* _Document source_
■ ■ ■ ■ ■
À Fourques, au cœur des Aspres, c’est sous un crachin salvateur, que plus d’une centaine d’opposants au projet de Sun’Agri avaient rendez-vous. Ce samedi 9 mars, les équipes de Sun’Agri exposaient leur projet au foyer rural, via un parcours de panneaux explicatif. Réunis en un même lieu, porteurs de projets et opposants se sont ignorés mutuellement ; les uns lisant les panneaux des autres et inversement, sans même un semblant d’ouverture de dialogue.

22 panneaux d’information sur le projet de Sun’Agri dans les Aspres

Au foyer rural de Fourques, Cécile Magherini, directrice de Sun’Agri était présente pour répondre aux interrogations des habitants, mais aussi de la presse venue en nombre couvrir la mobilisation des opposants aux ombrières dans les Aspres. Pour Cécile Magherini, l’objectif de Sun’Agri est un projet de sauvegarde de la vigne. «Notre mission est de structurer un vignoble résistant face au changement climatique.»
■ ■ ■ ■ ■
* _Lignes de données_
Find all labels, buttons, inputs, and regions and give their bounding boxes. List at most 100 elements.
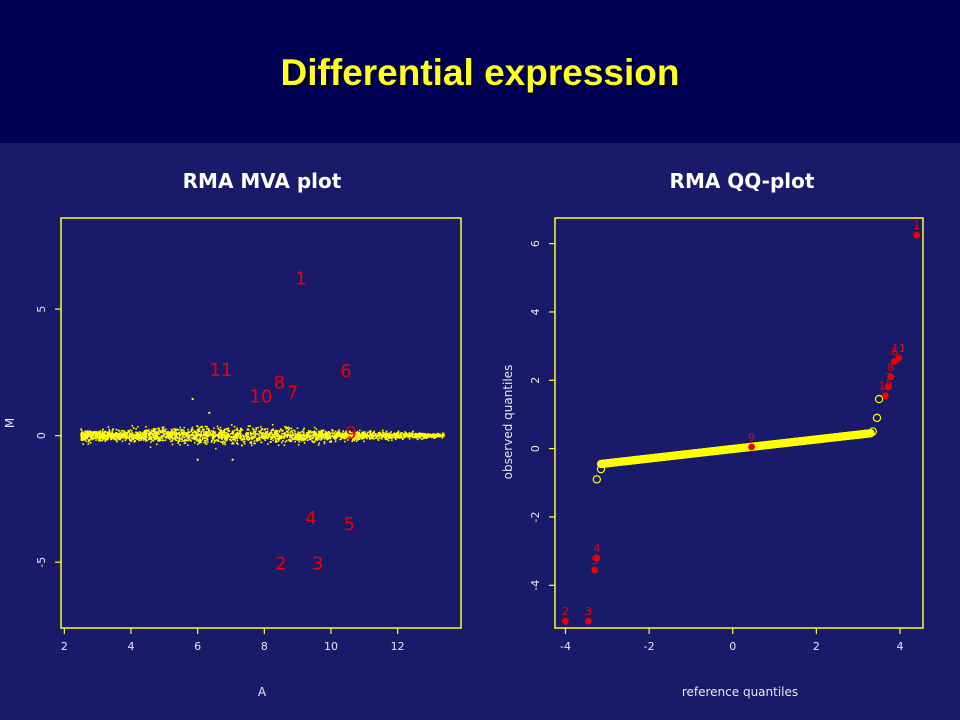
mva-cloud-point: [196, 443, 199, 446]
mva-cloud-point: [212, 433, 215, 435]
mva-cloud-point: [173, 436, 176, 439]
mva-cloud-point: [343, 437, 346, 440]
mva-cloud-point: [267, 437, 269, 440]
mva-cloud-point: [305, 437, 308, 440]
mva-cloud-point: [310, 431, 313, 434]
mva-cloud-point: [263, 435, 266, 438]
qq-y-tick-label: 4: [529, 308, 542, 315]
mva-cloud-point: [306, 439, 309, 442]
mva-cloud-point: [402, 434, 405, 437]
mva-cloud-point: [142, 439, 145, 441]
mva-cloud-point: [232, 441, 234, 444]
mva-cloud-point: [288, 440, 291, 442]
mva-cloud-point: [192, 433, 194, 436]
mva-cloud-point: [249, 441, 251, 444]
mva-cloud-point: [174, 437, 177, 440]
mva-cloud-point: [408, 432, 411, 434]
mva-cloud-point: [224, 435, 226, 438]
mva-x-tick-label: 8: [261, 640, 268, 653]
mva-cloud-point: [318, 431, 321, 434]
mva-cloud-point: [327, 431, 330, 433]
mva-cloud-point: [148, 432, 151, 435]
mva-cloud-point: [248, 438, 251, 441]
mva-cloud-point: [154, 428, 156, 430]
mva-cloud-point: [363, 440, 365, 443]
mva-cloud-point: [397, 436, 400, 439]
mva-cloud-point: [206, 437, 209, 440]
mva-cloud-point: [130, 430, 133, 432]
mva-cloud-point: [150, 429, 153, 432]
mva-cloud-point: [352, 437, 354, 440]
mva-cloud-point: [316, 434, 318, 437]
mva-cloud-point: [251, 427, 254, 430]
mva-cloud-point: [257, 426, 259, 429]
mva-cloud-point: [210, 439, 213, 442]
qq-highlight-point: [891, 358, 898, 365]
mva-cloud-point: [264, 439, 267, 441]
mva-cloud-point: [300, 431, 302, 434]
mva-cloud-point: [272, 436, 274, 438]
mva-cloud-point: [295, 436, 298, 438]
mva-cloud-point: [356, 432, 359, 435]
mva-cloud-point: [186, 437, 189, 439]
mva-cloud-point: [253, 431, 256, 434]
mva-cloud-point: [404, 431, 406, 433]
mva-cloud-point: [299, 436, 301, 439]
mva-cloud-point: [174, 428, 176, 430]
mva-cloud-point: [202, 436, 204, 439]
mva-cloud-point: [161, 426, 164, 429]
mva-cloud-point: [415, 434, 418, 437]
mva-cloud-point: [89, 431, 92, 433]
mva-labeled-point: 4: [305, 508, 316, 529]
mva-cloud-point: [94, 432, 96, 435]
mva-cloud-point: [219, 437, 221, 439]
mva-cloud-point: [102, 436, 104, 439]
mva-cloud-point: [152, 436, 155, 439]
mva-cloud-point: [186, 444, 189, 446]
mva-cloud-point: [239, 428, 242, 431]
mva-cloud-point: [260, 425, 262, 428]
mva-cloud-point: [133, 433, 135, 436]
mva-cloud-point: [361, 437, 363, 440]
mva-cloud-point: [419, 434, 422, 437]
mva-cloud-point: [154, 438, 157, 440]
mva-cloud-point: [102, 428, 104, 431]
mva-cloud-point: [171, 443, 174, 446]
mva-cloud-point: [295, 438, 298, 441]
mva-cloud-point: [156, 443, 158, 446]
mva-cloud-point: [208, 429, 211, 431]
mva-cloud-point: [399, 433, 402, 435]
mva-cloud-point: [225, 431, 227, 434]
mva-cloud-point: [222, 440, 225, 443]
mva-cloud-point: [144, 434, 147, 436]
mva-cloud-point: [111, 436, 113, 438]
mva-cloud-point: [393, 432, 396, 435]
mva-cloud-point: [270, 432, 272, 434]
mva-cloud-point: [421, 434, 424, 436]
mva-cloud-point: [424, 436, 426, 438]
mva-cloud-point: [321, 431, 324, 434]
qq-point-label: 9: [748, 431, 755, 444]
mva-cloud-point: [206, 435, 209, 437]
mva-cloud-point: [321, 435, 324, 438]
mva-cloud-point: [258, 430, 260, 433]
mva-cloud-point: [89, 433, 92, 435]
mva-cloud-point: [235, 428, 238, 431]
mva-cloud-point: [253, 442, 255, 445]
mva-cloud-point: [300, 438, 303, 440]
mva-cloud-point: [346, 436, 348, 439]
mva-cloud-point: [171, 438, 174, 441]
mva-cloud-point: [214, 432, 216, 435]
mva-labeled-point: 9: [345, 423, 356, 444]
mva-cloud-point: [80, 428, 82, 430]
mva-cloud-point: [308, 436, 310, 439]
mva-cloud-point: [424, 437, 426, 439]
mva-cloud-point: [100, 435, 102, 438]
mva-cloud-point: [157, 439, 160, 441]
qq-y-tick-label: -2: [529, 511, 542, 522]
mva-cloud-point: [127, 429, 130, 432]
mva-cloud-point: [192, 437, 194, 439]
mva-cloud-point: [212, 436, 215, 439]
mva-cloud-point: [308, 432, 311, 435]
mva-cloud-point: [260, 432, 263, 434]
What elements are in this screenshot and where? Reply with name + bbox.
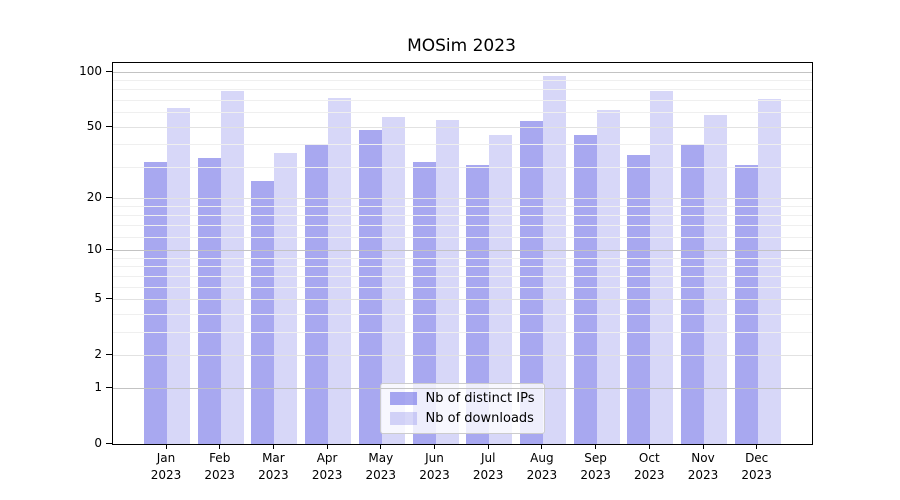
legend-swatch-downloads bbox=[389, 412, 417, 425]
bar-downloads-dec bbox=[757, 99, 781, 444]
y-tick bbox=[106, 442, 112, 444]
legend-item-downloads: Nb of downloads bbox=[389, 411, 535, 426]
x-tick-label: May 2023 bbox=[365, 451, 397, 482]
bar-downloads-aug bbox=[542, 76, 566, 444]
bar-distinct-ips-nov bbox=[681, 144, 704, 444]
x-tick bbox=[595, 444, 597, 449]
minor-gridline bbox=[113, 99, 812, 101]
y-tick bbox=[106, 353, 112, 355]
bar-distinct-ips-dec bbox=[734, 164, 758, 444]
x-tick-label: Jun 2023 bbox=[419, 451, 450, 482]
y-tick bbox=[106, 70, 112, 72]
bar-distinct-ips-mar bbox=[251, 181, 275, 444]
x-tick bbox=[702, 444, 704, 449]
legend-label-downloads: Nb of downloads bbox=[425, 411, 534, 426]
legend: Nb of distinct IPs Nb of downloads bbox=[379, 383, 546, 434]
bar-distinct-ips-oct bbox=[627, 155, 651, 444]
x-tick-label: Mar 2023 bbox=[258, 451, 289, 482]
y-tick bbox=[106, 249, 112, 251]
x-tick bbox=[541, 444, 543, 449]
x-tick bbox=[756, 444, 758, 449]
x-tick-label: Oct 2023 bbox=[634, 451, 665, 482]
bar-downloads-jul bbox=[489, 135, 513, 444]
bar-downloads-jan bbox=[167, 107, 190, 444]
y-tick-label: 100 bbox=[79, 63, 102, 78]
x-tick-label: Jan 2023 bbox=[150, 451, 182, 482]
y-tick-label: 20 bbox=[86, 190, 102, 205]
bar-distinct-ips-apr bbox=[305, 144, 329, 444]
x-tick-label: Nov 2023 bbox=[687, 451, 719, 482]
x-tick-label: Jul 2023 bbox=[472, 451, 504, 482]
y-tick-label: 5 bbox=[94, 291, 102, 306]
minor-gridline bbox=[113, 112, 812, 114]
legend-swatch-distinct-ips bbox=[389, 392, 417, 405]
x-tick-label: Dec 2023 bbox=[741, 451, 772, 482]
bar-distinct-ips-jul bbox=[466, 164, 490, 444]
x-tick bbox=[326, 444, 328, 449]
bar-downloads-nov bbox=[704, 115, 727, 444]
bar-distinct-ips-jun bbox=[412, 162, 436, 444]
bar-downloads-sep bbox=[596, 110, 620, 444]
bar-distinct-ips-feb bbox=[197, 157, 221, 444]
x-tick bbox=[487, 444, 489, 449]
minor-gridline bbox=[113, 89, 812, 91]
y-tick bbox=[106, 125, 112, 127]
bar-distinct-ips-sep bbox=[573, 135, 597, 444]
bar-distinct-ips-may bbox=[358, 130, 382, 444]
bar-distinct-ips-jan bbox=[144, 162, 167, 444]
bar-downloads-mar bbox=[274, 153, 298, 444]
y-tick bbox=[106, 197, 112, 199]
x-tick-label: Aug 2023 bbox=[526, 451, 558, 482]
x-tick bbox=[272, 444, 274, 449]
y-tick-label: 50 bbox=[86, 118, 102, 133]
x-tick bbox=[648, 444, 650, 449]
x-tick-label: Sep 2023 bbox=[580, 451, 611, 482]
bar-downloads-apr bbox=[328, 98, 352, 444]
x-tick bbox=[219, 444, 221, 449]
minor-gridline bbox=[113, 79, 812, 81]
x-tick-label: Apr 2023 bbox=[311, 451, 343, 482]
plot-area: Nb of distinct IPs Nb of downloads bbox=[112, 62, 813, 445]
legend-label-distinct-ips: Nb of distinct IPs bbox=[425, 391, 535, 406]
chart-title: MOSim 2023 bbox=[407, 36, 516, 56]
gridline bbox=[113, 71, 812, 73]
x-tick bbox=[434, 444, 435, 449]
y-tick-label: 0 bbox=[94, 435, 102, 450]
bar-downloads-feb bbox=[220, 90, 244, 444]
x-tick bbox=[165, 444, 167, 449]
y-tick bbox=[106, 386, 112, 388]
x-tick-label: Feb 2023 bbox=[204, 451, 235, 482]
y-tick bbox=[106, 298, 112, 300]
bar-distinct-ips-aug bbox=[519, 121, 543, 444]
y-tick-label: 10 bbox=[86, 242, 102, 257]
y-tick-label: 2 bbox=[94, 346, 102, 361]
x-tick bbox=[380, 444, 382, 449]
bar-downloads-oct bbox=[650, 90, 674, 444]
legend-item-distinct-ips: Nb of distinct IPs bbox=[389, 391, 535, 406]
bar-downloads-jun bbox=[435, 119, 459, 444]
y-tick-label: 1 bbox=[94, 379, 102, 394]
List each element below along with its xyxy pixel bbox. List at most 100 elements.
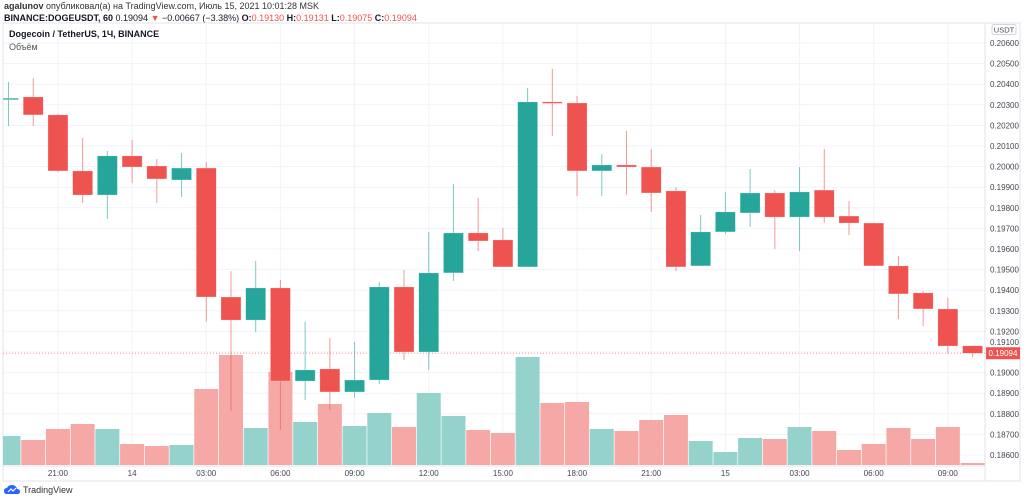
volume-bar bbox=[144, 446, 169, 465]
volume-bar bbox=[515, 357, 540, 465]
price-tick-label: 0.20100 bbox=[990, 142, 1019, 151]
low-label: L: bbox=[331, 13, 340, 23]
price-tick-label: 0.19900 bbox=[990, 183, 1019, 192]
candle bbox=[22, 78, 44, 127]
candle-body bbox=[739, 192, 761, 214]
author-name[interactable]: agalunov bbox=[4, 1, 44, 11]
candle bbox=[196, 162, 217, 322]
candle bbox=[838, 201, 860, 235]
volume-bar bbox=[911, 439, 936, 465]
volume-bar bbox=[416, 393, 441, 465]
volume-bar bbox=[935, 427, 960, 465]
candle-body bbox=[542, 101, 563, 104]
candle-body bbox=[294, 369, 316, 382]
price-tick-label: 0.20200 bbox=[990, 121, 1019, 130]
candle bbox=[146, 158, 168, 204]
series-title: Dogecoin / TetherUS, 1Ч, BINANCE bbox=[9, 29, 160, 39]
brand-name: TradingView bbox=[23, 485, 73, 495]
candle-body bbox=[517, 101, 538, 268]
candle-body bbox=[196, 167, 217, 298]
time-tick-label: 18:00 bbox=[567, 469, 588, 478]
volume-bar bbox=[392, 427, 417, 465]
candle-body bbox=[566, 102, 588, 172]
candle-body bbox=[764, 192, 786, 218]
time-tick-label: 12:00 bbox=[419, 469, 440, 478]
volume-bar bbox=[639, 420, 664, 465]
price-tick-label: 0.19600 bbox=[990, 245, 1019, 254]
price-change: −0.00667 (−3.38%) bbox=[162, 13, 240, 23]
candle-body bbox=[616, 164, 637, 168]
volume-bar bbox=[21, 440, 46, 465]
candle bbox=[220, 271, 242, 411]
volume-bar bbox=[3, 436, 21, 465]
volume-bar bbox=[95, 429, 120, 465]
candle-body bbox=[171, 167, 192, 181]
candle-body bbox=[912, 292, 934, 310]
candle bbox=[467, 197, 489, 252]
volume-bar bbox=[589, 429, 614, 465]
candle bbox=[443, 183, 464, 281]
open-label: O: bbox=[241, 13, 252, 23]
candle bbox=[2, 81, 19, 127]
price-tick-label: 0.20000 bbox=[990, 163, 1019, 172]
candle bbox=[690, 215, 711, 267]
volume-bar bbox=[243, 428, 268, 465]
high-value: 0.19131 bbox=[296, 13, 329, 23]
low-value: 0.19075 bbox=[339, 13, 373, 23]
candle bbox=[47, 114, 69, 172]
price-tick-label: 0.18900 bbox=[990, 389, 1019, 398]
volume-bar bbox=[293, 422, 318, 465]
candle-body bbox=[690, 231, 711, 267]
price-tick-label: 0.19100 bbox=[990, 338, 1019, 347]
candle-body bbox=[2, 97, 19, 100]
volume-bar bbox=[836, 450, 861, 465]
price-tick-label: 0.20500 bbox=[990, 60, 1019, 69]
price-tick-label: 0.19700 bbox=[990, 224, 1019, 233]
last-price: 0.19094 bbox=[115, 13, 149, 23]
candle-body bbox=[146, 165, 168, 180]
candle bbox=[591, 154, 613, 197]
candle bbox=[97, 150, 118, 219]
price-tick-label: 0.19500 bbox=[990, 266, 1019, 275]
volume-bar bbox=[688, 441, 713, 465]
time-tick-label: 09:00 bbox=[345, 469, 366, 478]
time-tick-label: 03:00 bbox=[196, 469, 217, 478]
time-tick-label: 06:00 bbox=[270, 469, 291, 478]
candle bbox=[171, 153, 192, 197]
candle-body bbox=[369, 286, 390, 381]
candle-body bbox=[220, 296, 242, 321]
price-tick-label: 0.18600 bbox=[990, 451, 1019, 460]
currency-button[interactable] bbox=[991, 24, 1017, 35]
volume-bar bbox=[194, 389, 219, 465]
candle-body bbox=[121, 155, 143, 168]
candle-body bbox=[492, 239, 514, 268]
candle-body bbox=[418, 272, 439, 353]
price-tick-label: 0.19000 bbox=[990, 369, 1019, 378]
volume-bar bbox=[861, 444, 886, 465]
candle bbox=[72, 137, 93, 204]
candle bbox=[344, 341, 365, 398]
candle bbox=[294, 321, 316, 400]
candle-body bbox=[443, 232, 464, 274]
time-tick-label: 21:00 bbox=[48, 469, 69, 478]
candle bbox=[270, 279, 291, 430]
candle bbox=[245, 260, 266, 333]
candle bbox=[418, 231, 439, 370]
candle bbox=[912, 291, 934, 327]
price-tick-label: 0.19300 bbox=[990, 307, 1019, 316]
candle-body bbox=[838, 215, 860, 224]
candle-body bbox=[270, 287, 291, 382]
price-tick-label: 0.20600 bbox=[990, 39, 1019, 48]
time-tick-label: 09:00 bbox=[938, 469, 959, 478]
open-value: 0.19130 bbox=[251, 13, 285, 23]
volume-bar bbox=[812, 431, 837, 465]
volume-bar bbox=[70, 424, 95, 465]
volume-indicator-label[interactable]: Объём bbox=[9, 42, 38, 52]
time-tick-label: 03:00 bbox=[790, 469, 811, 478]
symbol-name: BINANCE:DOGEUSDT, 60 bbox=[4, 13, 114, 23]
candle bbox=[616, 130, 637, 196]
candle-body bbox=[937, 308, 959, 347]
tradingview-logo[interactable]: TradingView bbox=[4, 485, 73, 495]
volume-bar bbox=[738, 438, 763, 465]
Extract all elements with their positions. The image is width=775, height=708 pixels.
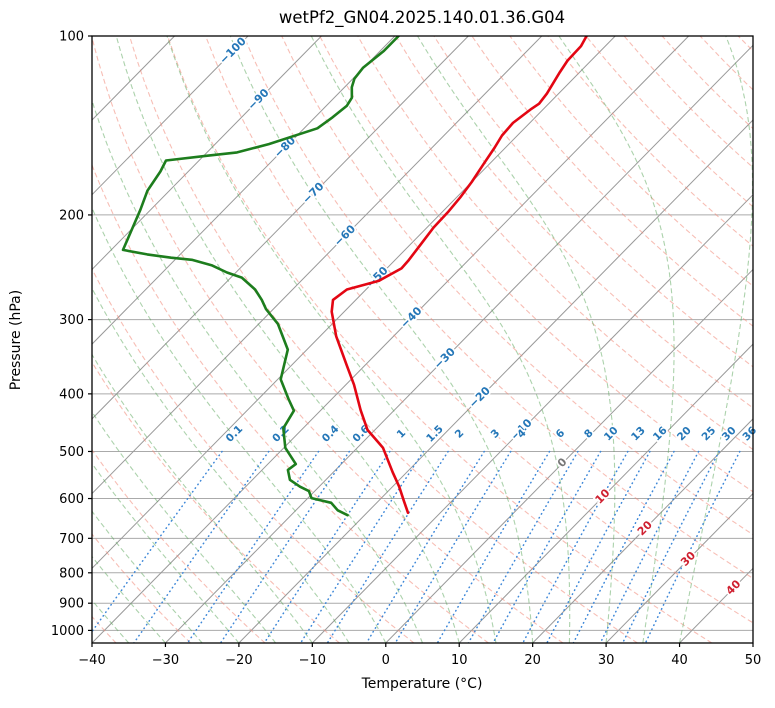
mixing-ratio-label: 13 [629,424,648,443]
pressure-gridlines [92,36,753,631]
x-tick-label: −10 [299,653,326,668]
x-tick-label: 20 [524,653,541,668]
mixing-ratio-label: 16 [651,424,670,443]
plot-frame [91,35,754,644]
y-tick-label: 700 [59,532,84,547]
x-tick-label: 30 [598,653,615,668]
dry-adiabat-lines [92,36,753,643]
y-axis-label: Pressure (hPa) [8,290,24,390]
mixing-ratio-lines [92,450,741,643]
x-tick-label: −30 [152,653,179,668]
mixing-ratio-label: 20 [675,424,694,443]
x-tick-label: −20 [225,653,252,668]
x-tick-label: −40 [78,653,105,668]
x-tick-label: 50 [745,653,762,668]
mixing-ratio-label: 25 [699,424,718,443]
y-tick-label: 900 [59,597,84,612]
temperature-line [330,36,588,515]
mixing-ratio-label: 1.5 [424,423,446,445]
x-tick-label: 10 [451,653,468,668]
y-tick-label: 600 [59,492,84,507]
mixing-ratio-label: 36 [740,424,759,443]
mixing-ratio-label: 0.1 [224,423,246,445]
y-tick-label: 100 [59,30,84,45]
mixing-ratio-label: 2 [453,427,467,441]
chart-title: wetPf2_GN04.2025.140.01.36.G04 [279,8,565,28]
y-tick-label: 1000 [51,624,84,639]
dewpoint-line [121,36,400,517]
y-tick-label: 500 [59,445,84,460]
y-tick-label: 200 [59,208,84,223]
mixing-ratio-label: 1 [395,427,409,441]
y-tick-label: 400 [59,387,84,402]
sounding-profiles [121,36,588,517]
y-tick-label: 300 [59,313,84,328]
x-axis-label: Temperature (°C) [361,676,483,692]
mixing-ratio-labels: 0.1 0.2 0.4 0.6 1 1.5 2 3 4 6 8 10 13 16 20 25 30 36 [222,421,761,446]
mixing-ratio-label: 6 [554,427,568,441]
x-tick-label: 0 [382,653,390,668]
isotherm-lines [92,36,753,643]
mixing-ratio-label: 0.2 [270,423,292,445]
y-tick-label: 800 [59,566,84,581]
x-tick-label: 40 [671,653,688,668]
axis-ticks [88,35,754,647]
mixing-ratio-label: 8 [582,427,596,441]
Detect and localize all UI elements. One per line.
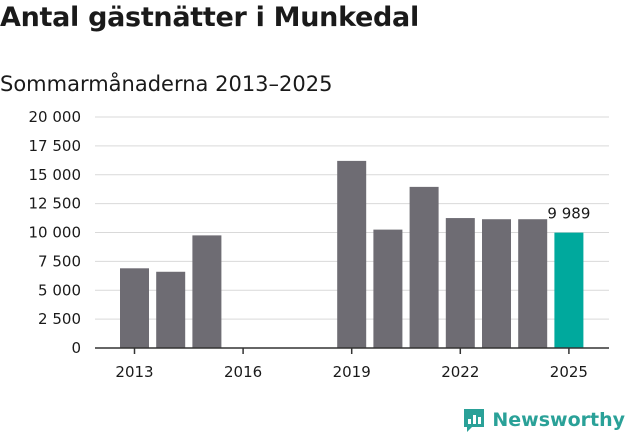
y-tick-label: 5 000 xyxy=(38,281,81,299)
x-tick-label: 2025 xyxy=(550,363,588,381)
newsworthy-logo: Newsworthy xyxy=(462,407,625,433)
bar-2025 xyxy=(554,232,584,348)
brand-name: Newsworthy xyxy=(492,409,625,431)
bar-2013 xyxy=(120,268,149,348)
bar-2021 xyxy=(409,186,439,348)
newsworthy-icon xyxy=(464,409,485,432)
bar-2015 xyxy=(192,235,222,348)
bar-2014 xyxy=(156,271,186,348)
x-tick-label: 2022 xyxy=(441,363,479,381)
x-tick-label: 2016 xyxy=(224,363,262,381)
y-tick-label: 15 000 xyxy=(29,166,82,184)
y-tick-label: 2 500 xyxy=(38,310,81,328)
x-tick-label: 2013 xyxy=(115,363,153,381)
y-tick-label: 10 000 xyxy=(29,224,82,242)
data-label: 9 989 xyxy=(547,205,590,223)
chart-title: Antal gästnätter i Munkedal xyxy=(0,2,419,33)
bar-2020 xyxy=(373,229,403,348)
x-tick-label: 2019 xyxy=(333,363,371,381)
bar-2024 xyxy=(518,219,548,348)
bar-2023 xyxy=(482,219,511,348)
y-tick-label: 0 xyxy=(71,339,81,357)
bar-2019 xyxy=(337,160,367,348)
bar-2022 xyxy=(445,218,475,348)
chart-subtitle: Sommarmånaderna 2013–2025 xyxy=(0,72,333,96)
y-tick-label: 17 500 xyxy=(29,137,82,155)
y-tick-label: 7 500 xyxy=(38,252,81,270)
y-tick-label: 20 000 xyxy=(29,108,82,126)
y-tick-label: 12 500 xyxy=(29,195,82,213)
■ ■ ■ ■ ■
* _Travail demandé_
• a. Recopiez, dans le texte sur le projet de Sun’Agri dans les Aspres, le passage allant de « À Fourques, au » jusqu’à « d’ouverture de dialogue. ».
• b. Poursuivez le texte sur le projet de Sun’Agri dans les Aspres à la suite de sa dernière phrase.

* _Réponses aux consignes_
• a.
À Fourques, au cœur des Aspres, c’est sous un crachin salvateur, que plus d’une centaine d’opposants au projet de Sun’Agri avaient rendez-vous. Ce samedi 9 mars, les équipes de Sun’Agri exposaient leur projet au foyer rural, via un parcours de panneaux explicatif. Réunis en un même lieu, porteurs de projets et opposants se sont ignorés mutuellement ; les uns lisant les panneaux des autres et inversement, sans même un semblant d’ouverture de dialogue.

• b.
Pour le collectif Sauvegarde des Aspres, l’objectif derrière ce discours, qui se veut rassurant, est surtout de réaliser un profit financier grâce à la vente de l’énergie solaire. De son côté, Cécile Magherini reste sur sa ligne de défense : «mon sujet, ce n’est pas de faire des panneaux photovoltaïques, mais une vigne qui résiste au changement climatique !»

Selon la responsable, face à l’opposition, Sun’Agri a choisi de «mettre le projet en pause» et de faire acte d’une plus grande pédagogie. «J’ai envie d’expliquer, de tenter d’établir un dialogue. Alors oui, ce n’est pas simple, leur position est aussi le résultat d’un certain nombre de projets alibis* dans les Pyrénées-Orientales.» 

Parmi les panneaux expliquant le projet : situation géographique, explications techniques, réglementaires, effets de l’ombrière sur la vigne, mais aussi plusieurs «éléments en débat» jusqu’au 9 avril. Et c’est bien là que le bât blesse selon Jean-François Serrat, coordinateur du collectif Sauvegarde des Aspres. «Avec Sun’Agri, les citoyens ne sont pas intégrés dans le processus décisionnel. On nous consulte juste pour savoir la taille des arbres qu’on veut ici ou là, mais jamais sur l’opportunité même de faire un projet», s’emporte-t-il.

«À terme, ils vont demander l’irrigation»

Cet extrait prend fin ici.